**Consignes:**
1) Reproduisez le passage du texte sur l'économie sociale qui commence par « Quand on sait » et se poursuit jusqu'à « de 150 ans. ».
2) Poursuivez le texte sur l'économie sociale là où il s'arrête.

**Texte source:**
------------------------------------------------

Quand on sait faire quelque chose on le fait, quand on ne sait pas on l'écrit.
De diverses façons, pendant 40 ans j'ai essayé de mettre en œuvre l'ÉS en tant qu'alternative, comme je n'y suis pas arrivé, je continue de l'écrire.

Incapable de mettre en place le projet politique de transformation sociale qu'elle porte, on assiste à la céremonie d'enterrement de l'ÉS qui restera le nain politique qu'elle est depuis plus de 150 ans.
Sans évoquer le ministère de plein exercice mis en place lors du précédent quinquennat, complété très vite par un volet consommation pour parer aux dérives mercantiles des problèmes carnés puis disparu après avoir accouché d'une loi sur l'ESS qui n'a strictement rien amélioré en matière de promotion et de développement du secteur, même pas un sous secrétariat d’État dans le second gouvernement de l'ère Macron.

------------------------------------------------

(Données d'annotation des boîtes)

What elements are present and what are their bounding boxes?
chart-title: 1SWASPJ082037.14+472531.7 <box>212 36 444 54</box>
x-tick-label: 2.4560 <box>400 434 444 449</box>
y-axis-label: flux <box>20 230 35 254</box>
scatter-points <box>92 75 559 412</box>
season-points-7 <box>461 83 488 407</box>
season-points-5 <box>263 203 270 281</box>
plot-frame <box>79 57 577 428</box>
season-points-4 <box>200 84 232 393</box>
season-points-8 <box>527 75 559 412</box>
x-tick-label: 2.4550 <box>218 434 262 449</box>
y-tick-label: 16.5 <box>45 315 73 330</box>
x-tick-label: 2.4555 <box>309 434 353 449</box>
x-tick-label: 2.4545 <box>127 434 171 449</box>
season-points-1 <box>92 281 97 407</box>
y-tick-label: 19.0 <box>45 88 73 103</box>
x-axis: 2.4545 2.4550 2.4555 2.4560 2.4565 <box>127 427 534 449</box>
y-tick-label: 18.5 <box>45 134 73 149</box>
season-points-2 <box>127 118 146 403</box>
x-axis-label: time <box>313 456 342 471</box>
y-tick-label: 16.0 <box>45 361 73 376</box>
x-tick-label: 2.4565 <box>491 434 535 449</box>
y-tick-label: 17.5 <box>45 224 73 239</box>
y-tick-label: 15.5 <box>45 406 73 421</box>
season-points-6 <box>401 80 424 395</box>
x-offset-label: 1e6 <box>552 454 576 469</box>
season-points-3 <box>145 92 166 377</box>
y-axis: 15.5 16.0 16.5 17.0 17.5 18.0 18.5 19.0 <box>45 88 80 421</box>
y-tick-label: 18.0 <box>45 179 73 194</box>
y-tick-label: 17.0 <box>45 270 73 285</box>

------------------------------------------------

**Réponses par consigne:**
1)
Quand on sait faire quelque chose on le fait, quand on ne sait pas on l'écrit.
De diverses façons, pendant 40 ans j'ai essayé de mettre en œuvre l'ÉS en tant qu'alternative, comme je n'y suis pas arrivé, je continue de l'écrire.

Incapable de mettre en place le projet politique de transformation sociale qu'elle porte, on assiste à la céremonie d'enterrement de l'ÉS qui restera le nain politique qu'elle est depuis plus de 150 ans.

2)
La société civile technocratique est aux manettes, le politique est relégué aux accessoires de l'histoire, sauf pour la gestion des affaires privées, place aux experts, aux ingénieurs et aux chefs d'entreprises.
Vos avez dit intérêt général?
Ne parlons pas de la philosophie, fusse-t-elle économique.
"Coachés" par une minorité de nantis des CSP XXL et soutenus par l'appareil d’État (exécutif, législatif et administratif), les français se convertissent à l'esprit startup sauf le peuple que l'on n'invite pas à cette grande entreprise, pas plus qu'aux inaugurations des grands travaux comme l'histoire nous l'a si souvent démontré, particulièrement pendant le règne de François Mitterrand, le grand monarque républicain.
Le gros mot social a vécu, y compris chez les socialistes ce qui est un comble, et est remplacé par le business et le fric pour tous et partout.
Les groupes géants du net triomphent et Google, Amazon, FaceBook, Alibaba engrangent des profits fantastiques.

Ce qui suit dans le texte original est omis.